COMPITO SCRITTO ::
Riscrivi il tratto del testo della pagina da "Di contro, il" fino a "in materia ambientale.", mettendo "clienti" al posto di "consumatori".

TESTO DELLA PAGINA ::
▼▼▼
Di contro, il greenwashing continua ad essere la regola. Si moltiplicano infatti i casi di aziende che cercano a tutti i costi di mostrare un’immagine ecologista. Anche quando di “green” c’è poco. L’ultimo caso, in ordine di tempo, riguarda il colosso britannico HSBC: secondo quanto indicato dal Financial Times, l’organismo inglese che vigila sulle pubblicità ha avanzato dubbi su due campagne promozionali dell’istituto finanziario. Che potrebbero indurre in errore i consumatori in merito al reale impegno della banca in materia ambientale.

E se le banche si rifanno il trucco, le criptovalute puntano sugli influencer. E sui social network. Un’analisi del quotidiano economico francese Les Echos spiega come il mercato mondiale delle monete digitali (19mila cripto, 500 piattaforme di scambio, migliaia di fondi) cerchi di sfruttare le star di Twitter, Facebook, Instagram & co. per espandersi. Il caso più eclatante è rappresentato da Elon Musk, che con i suoi 85 milioni di follower è riuscito a garantire enorme pubblicità al Bitcoin e anche (soprattutto) al “suo” Dogecoin. Ma coinvolti ci sono migliaia di influencer, remunerati in funzione del numero di abbonati ai loro account. Il “tariffario” è stato rivelato su Twitter da ZachXBT, sulla base di dati di un’agenzia di marketing incaricata di promuovere criptovalute, token e investimenti nel comparto. Domanda: questi influencer quanto ne sanno di finanza?
▲▲▲
DATI FORNITI ::
▼▼▼
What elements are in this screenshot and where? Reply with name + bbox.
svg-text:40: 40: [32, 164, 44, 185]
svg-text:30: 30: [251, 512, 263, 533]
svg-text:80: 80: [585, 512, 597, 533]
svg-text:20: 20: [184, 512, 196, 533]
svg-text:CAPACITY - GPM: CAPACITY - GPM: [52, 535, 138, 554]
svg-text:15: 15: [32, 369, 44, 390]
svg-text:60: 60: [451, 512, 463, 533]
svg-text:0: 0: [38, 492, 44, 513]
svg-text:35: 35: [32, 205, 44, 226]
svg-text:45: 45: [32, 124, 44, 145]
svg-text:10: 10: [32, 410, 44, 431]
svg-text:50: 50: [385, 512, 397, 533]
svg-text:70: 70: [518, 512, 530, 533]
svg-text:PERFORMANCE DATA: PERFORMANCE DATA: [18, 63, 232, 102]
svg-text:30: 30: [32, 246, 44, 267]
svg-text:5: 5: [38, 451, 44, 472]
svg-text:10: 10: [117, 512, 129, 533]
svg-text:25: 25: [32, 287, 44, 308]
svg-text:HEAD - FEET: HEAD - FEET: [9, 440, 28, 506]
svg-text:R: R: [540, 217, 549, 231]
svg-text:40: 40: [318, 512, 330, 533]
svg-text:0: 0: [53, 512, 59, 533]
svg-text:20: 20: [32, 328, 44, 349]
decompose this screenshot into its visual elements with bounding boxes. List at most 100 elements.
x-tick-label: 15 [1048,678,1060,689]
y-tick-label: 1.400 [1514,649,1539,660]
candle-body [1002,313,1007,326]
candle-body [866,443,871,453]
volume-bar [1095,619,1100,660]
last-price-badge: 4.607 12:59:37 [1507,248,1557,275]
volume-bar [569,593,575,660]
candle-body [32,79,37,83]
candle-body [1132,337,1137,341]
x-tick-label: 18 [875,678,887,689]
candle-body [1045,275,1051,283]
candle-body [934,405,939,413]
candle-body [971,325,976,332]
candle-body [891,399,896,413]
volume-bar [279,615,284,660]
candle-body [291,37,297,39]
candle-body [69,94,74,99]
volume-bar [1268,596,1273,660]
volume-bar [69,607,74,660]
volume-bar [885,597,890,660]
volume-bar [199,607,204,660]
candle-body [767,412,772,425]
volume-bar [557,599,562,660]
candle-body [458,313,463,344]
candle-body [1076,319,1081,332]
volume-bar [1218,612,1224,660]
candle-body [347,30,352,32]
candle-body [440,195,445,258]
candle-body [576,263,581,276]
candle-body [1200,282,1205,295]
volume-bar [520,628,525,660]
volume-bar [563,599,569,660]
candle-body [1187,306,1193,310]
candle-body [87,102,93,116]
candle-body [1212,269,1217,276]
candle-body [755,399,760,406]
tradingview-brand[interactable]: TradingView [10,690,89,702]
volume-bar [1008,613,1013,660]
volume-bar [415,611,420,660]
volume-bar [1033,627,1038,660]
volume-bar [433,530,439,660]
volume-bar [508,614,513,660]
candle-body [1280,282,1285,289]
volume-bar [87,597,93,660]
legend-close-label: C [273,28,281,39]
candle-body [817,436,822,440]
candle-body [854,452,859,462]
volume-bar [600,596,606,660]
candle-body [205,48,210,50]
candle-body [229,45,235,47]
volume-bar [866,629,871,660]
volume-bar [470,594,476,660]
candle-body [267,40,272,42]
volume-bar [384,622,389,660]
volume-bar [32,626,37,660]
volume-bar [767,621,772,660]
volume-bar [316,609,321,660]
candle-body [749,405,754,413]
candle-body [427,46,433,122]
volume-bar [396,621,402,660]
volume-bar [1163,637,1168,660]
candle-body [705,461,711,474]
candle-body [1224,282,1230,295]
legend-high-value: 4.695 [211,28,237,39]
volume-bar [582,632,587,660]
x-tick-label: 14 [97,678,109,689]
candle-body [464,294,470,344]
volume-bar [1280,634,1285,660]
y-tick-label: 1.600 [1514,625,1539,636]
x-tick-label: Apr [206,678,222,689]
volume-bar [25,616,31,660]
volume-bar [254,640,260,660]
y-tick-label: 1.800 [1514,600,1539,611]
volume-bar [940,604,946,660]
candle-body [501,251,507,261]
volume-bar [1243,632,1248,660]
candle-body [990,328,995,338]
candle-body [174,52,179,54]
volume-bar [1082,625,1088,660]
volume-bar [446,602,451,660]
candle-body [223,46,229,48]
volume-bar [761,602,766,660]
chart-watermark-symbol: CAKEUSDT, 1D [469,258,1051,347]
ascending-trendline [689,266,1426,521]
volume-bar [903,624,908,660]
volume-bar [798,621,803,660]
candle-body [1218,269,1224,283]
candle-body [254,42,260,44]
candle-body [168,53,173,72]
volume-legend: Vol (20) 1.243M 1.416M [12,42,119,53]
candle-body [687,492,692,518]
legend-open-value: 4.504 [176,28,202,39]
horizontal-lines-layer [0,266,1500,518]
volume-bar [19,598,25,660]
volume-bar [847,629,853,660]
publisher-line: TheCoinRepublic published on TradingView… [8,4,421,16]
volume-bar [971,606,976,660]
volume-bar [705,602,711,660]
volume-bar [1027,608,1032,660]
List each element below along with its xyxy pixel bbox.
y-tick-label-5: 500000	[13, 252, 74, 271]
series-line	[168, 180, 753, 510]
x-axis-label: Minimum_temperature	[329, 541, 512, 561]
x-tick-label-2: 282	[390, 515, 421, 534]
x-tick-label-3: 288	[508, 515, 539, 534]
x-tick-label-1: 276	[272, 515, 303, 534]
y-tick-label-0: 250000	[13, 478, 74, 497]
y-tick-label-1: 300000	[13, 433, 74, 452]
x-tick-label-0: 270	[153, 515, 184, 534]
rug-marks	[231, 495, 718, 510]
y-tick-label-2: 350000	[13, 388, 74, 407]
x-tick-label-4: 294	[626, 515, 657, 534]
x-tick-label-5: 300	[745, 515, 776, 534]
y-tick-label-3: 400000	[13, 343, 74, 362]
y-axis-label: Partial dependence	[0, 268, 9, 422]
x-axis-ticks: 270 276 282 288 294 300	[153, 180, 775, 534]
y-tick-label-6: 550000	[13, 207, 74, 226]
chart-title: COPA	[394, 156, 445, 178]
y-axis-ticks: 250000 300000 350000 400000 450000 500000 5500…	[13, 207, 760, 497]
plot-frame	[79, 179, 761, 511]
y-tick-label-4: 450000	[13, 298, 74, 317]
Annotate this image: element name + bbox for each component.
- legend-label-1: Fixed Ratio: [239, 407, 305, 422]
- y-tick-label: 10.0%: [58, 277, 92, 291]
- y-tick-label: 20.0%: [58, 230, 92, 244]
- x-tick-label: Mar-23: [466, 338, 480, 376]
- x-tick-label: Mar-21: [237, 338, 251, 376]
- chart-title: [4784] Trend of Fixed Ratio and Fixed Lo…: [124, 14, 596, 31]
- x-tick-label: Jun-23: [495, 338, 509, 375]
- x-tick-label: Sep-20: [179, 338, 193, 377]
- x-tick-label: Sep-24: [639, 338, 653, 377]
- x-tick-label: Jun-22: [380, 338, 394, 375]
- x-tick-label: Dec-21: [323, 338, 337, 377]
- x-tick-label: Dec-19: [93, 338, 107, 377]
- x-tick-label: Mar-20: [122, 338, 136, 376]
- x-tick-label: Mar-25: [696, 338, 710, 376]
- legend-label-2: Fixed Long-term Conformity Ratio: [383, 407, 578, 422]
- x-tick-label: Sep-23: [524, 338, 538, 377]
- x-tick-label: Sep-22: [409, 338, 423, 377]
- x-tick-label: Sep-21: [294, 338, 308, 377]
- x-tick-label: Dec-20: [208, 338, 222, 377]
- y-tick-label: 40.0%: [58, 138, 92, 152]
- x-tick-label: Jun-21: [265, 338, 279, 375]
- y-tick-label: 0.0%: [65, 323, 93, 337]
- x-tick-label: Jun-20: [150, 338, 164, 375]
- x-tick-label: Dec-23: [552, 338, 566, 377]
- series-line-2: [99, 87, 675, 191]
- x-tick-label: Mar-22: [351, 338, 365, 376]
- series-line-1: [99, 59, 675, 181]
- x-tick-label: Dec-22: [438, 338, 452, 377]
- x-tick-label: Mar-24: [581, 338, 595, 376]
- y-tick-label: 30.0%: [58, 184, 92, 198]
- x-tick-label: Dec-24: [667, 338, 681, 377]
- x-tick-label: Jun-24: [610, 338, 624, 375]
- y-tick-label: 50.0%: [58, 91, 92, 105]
▲▲▲
RISPOSTA CORRETTA ::
Di contro, il greenwashing continua ad essere la regola. Si moltiplicano infatti i casi di aziende che cercano a tutti i costi di mostrare un’immagine ecologista. Anche quando di “green” c’è poco. L’ultimo caso, in ordine di tempo, riguarda il colosso britannico HSBC: secondo quanto indicato dal Financial Times, l’organismo inglese che vigila sulle pubblicità ha avanzato dubbi su due campagne promozionali dell’istituto finanziario. Che potrebbero indurre in errore i clienti in merito al reale impegno della banca in materia ambientale.